[Stored records]
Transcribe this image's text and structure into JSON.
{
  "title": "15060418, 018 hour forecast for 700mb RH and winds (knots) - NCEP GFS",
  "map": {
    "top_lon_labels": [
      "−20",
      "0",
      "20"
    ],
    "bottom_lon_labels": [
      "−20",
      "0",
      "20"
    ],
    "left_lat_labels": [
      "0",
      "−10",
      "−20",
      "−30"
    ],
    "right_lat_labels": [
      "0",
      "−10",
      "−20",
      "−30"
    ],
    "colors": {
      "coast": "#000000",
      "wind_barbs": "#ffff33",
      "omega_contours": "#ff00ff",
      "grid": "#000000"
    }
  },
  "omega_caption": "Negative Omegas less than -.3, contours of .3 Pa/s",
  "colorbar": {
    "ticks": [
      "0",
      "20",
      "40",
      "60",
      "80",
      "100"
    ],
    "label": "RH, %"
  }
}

§ **Brief**: From the listing above, reproduce all the lines exactly.

§ **Solution for this problem**:
Transcribe this image's text and structure into JSON.
{
  "title": "15060418, 018 hour forecast for 700mb RH and winds (knots) - NCEP GFS",
  "map": {
    "top_lon_labels": [
      "−20",
      "0",
      "20"
    ],
    "bottom_lon_labels": [
      "−20",
      "0",
      "20"
    ],
    "left_lat_labels": [
      "0",
      "−10",
      "−20",
      "−30"
    ],
    "right_lat_labels": [
      "0",
      "−10",
      "−20",
      "−30"
    ],
    "colors": {
      "coast": "#000000",
      "wind_barbs": "#ffff33",
      "omega_contours": "#ff00ff",
      "grid": "#000000"
    }
  },
  "omega_caption": "Negative Omegas less than -.3, contours of .3 Pa/s",
  "colorbar": {
    "ticks": [
      "0",
      "20",
      "40",
      "60",
      "80",
      "100"
    ],
    "label": "RH, %"
  }
}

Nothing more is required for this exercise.